[Dataset entries]
━━━━━━━━

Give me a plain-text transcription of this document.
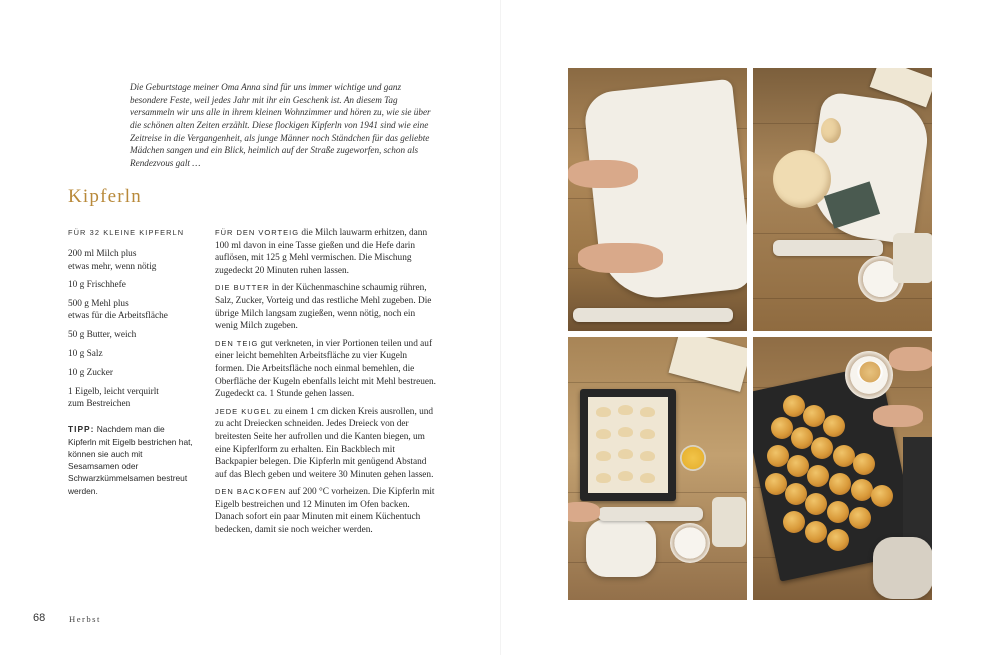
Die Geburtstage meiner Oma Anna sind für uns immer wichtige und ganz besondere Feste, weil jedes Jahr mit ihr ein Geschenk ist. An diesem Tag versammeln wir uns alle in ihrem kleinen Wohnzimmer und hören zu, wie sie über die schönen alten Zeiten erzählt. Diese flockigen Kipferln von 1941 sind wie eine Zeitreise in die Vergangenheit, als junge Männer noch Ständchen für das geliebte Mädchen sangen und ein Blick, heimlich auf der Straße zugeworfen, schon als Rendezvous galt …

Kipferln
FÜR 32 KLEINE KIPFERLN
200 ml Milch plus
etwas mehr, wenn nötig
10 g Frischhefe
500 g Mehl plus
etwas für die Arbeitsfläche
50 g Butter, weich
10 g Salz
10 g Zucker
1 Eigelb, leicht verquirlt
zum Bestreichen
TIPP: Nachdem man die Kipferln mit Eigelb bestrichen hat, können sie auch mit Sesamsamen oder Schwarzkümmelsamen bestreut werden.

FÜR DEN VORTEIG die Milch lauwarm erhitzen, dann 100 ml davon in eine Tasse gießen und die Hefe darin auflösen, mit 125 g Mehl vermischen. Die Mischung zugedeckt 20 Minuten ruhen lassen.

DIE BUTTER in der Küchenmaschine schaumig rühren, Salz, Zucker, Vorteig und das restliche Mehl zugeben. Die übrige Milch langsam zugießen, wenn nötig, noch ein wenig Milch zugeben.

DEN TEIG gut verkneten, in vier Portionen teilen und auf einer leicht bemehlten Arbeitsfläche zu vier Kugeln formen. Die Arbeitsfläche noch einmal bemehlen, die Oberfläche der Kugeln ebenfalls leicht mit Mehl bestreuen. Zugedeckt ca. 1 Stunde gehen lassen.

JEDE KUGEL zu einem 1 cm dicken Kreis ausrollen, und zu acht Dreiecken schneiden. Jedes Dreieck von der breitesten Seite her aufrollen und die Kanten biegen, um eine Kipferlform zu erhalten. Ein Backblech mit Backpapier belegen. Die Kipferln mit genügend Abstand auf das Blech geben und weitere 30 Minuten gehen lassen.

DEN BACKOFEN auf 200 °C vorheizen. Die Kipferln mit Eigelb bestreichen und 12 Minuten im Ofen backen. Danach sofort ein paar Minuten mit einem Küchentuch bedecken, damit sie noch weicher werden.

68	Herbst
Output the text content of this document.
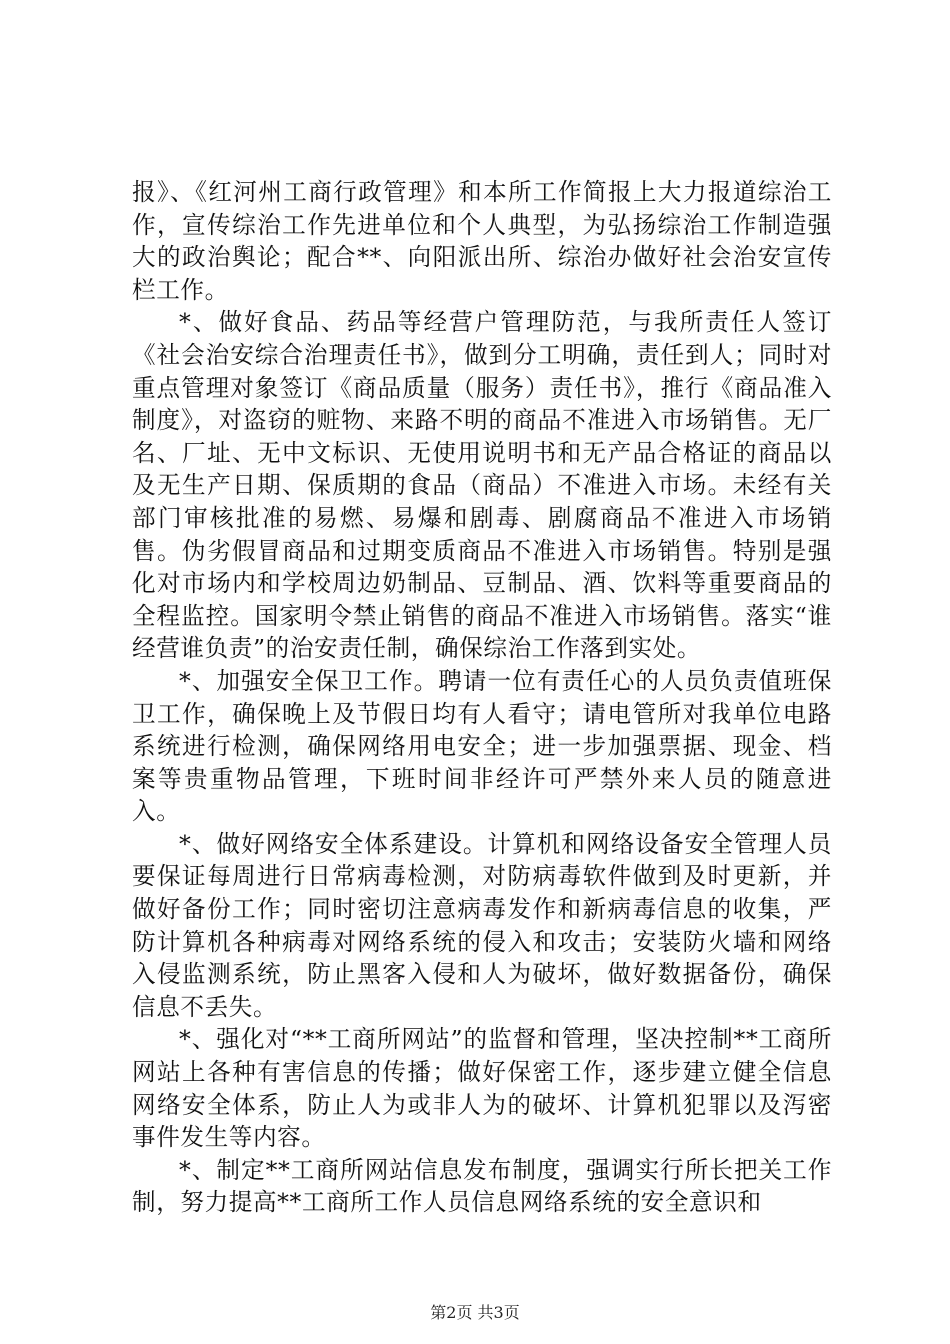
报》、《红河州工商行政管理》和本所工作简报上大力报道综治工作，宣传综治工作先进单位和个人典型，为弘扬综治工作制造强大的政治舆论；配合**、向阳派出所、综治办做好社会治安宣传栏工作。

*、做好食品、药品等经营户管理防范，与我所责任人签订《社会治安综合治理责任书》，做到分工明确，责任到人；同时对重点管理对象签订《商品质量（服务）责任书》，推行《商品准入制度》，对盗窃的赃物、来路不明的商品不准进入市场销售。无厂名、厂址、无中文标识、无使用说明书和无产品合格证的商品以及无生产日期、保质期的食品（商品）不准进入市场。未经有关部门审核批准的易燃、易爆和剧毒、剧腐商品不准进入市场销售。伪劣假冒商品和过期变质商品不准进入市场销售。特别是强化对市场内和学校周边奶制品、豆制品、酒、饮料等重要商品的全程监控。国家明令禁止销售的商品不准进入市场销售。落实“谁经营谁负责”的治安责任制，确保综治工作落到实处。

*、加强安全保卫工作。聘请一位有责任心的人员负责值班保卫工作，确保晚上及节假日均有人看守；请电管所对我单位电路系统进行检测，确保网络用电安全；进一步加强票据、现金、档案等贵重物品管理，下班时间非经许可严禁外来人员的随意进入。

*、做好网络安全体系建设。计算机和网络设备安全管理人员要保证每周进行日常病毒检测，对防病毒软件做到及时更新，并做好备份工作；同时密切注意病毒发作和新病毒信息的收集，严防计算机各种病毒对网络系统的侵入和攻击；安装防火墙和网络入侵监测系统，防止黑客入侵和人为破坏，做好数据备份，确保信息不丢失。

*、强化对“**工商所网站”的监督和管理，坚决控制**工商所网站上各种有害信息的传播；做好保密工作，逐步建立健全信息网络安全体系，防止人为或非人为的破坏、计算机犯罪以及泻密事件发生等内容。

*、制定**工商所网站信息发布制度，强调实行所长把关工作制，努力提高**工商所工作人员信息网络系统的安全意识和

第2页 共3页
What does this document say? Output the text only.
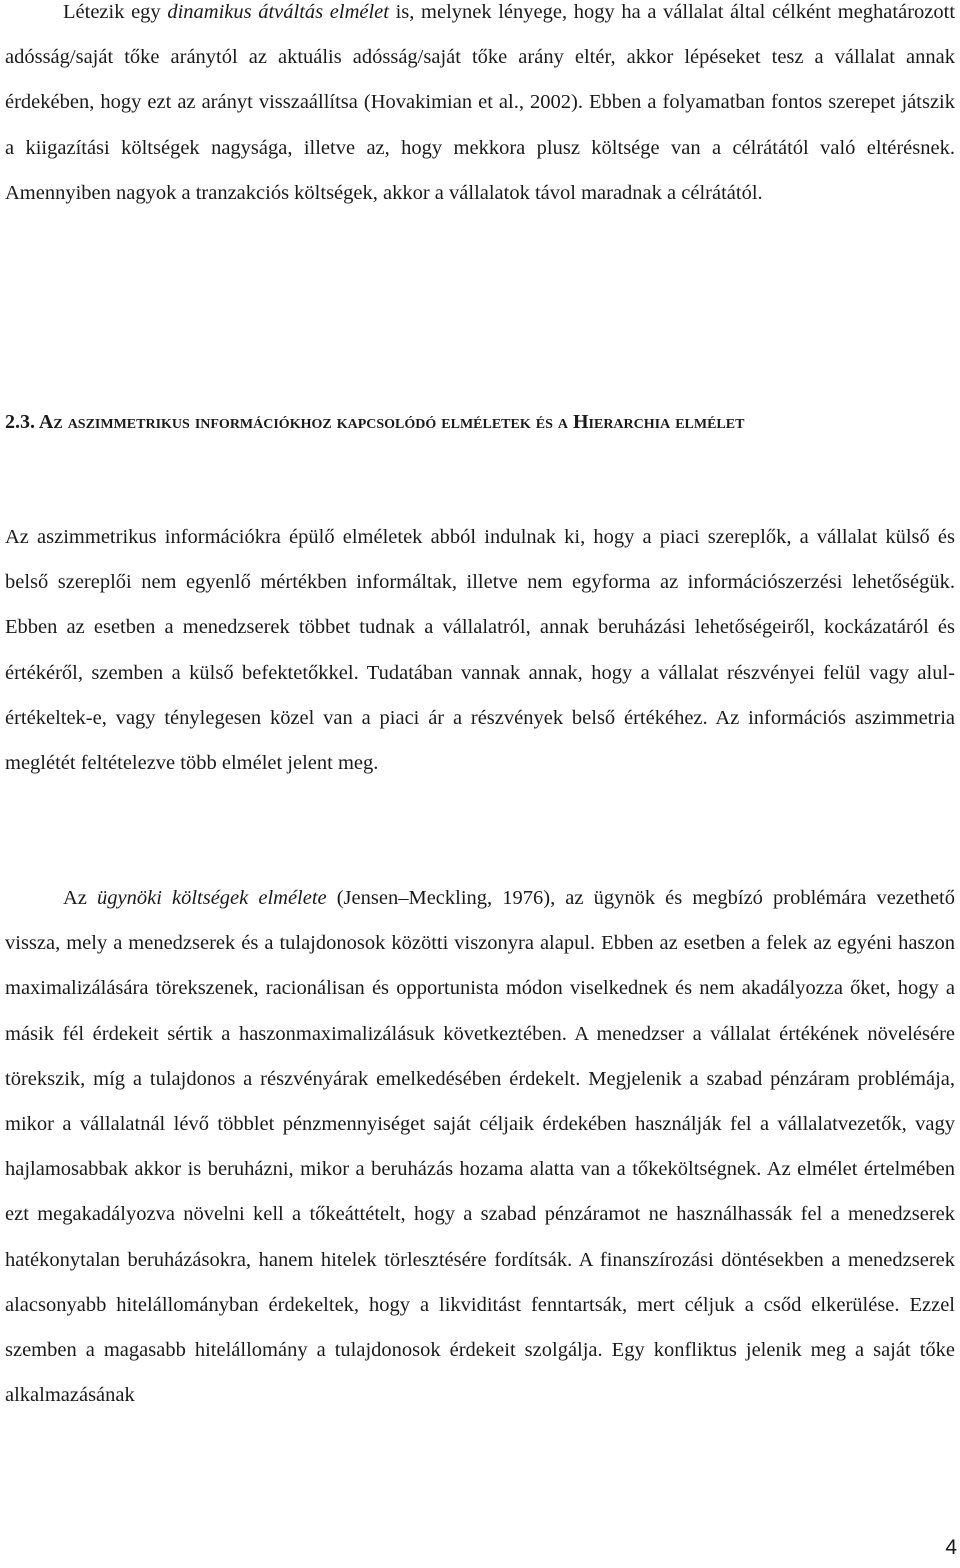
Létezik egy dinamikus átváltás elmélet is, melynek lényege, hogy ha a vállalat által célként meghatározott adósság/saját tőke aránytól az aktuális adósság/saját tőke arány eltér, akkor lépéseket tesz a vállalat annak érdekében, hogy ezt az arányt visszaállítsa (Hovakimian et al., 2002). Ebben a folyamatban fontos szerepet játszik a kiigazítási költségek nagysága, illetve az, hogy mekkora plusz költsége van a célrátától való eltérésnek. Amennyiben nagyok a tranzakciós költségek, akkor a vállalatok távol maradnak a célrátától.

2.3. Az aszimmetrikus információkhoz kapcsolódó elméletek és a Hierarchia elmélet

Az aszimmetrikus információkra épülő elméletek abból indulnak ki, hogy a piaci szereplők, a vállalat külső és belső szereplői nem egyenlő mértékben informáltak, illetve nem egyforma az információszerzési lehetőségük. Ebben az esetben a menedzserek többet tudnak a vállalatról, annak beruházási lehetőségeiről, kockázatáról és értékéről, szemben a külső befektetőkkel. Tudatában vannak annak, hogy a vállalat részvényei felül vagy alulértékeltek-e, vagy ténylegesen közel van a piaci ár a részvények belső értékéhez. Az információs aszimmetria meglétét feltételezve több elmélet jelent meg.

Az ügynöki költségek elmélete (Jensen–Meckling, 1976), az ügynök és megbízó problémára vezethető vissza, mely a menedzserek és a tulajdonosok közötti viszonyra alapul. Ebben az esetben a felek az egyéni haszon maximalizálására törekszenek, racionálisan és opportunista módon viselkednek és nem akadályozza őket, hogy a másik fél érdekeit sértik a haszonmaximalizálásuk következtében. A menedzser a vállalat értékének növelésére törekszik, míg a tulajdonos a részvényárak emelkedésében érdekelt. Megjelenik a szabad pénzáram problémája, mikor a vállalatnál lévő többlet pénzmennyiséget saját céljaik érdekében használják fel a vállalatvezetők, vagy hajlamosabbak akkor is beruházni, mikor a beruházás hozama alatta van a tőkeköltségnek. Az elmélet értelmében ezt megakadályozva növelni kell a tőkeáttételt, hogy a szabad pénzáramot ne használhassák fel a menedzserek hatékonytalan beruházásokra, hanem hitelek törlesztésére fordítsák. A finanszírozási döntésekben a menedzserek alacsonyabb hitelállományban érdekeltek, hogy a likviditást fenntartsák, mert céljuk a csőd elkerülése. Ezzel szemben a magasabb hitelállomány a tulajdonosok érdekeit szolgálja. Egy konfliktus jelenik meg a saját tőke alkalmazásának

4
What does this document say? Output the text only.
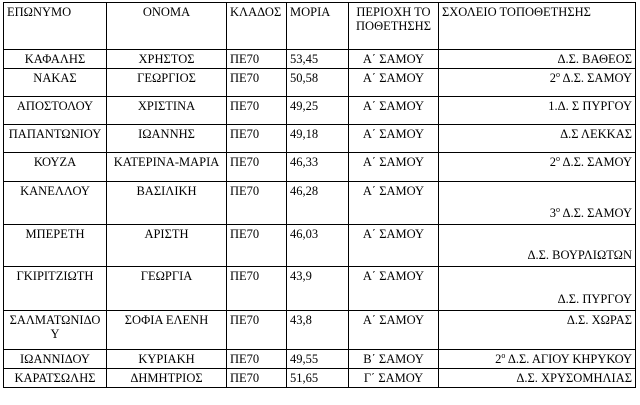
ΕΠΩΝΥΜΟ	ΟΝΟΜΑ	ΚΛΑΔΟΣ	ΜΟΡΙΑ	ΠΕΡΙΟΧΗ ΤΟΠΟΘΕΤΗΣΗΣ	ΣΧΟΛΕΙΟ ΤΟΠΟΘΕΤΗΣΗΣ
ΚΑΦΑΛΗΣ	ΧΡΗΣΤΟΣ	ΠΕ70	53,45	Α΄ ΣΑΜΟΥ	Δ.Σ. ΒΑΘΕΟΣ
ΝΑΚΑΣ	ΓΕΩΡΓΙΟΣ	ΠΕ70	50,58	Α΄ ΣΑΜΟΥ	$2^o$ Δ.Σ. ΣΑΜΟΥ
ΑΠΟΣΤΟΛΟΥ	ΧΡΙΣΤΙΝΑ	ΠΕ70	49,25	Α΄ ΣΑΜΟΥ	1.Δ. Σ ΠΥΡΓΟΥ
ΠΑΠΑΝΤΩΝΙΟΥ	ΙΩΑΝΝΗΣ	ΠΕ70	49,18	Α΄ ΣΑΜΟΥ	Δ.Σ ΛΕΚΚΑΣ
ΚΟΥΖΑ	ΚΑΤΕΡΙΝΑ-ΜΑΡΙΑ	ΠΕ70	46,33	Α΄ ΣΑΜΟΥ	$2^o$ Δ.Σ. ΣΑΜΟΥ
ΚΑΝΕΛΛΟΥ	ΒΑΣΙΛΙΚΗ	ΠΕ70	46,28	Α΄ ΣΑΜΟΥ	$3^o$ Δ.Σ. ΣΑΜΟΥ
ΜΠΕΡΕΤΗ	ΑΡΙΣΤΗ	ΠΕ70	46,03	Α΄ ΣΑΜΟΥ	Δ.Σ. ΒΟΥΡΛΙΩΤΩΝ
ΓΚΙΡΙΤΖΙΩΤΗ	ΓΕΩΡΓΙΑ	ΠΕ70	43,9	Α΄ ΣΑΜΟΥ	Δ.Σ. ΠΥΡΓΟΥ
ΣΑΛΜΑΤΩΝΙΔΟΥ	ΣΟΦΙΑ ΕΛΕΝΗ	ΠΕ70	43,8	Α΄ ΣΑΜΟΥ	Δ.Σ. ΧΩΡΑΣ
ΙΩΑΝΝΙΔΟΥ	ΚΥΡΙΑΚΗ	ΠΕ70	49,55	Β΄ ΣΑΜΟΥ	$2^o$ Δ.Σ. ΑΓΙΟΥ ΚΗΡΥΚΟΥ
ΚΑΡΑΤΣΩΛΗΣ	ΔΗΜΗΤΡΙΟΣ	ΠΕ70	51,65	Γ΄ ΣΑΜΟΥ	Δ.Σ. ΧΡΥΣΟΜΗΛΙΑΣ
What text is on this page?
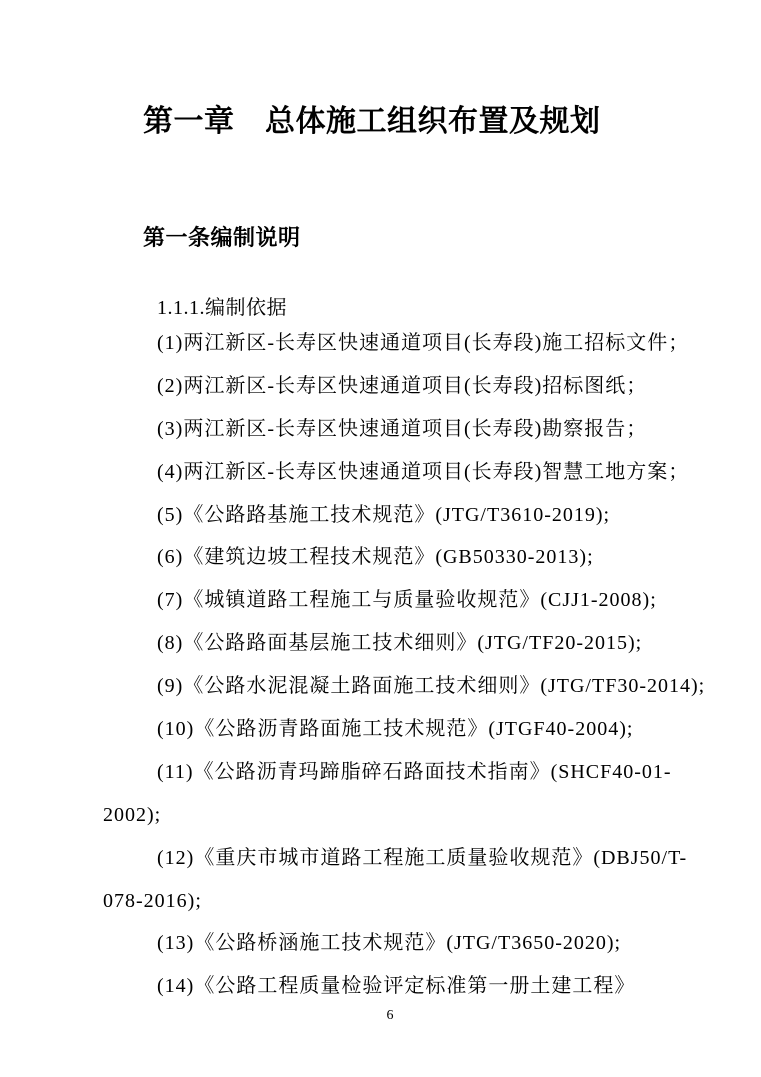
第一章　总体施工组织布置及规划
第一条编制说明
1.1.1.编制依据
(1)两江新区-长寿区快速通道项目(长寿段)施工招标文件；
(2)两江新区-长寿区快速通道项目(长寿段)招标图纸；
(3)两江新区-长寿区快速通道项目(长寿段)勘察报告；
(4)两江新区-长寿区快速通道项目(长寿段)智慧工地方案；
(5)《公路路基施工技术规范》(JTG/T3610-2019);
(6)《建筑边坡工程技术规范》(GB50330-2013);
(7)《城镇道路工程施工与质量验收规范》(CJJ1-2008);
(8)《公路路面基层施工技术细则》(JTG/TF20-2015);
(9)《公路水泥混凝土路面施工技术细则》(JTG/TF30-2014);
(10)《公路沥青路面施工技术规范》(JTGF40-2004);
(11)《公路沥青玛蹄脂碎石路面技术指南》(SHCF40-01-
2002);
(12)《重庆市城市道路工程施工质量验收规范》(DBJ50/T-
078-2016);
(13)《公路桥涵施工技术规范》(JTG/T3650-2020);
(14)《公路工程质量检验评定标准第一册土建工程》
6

━━━━━━━━

Exercise brief - Look through the lines above and collect those with the word "this".

Task solution -
Give me a plain-text transcription of this document.
Output the text content of this document.
What does this document say? Output the text only.
What does this document say? Output the text only.
What text is on this page?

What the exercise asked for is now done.